◆ **Description of the task**: Copy out each line of the material in which the word "²ω²ᵢ" appears.
>> begin Data extract
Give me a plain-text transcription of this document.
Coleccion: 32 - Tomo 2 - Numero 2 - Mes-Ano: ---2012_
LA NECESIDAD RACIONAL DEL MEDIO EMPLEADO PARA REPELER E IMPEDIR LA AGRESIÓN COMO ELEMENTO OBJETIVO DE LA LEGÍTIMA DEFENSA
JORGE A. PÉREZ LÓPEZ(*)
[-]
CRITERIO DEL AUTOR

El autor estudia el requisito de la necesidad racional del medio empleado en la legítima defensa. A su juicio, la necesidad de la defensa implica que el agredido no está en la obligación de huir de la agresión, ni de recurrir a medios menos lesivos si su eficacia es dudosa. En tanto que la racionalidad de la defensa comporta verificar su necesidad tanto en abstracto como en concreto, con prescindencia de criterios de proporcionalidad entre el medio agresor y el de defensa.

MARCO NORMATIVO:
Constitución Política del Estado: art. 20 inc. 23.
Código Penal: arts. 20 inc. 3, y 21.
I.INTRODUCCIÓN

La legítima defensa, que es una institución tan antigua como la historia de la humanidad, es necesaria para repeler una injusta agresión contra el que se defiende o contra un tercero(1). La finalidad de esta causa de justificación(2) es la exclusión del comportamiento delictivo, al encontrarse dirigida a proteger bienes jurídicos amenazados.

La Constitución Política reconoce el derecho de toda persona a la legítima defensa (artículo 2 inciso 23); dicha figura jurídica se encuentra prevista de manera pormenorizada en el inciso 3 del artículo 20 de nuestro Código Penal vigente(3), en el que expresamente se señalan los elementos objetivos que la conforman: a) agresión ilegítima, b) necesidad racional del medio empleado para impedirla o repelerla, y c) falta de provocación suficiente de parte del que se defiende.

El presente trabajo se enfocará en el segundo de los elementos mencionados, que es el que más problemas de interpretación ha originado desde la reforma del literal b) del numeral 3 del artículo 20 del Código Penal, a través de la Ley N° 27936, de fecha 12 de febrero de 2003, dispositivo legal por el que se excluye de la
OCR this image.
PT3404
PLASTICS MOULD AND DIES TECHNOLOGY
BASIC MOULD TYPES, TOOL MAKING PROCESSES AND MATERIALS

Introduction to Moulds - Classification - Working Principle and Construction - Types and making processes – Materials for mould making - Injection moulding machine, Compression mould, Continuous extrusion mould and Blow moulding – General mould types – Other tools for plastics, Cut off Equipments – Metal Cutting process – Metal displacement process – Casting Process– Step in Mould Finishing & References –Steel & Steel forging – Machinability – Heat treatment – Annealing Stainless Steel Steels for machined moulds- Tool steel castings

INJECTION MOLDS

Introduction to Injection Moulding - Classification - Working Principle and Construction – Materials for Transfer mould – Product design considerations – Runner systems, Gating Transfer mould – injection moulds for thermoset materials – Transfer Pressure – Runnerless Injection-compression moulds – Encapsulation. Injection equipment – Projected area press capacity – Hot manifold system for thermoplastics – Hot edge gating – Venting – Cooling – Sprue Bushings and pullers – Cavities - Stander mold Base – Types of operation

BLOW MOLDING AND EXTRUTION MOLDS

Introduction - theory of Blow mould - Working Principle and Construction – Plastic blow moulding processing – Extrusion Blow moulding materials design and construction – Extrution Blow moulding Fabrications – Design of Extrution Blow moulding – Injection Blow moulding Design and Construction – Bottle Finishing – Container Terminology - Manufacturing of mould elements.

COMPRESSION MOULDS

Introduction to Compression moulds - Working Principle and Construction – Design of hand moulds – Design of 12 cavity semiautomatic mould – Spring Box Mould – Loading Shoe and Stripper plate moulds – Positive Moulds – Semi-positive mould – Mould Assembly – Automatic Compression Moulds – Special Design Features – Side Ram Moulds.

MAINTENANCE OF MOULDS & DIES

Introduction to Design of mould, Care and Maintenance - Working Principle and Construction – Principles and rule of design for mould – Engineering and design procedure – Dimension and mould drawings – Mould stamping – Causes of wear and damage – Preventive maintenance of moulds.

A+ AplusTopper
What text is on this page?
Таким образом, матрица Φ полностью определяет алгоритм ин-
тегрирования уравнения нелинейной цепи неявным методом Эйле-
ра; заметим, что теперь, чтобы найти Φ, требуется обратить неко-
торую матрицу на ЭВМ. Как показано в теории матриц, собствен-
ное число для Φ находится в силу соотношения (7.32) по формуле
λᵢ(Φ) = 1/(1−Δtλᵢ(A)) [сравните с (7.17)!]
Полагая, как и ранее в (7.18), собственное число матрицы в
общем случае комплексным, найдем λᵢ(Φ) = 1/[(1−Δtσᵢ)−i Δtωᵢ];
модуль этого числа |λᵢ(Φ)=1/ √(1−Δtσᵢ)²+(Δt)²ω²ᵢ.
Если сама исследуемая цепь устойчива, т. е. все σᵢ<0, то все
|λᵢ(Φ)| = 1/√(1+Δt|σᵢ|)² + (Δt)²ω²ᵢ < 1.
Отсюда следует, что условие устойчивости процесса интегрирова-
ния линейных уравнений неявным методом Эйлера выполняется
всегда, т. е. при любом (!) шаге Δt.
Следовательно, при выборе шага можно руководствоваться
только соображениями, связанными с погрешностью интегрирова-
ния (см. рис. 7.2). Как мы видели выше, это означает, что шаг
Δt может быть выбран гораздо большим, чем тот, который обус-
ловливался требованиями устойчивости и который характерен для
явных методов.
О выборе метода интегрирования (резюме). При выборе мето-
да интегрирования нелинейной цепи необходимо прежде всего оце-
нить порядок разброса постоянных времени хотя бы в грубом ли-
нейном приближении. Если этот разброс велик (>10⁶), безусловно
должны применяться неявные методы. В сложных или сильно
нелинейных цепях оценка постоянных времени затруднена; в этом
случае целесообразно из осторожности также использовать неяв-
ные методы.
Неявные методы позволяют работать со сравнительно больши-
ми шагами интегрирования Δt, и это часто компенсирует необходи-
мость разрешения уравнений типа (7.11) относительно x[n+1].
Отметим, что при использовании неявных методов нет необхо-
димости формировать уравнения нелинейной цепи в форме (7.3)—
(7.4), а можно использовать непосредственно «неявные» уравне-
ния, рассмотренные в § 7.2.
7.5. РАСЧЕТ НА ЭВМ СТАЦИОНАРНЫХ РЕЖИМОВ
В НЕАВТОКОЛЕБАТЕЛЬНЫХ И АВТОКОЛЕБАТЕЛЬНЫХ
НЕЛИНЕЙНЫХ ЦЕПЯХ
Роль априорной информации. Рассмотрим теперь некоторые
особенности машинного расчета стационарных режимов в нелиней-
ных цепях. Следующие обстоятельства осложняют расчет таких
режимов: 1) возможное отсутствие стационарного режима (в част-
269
>> end Data extract
◆ **Solution to this exercise**:
модуль этого числа |λᵢ(Φ)=1/ √(1−Δtσᵢ)²+(Δt)²ω²ᵢ.
|λᵢ(Φ)| = 1/√(1+Δt|σᵢ|)² + (Δt)²ω²ᵢ < 1.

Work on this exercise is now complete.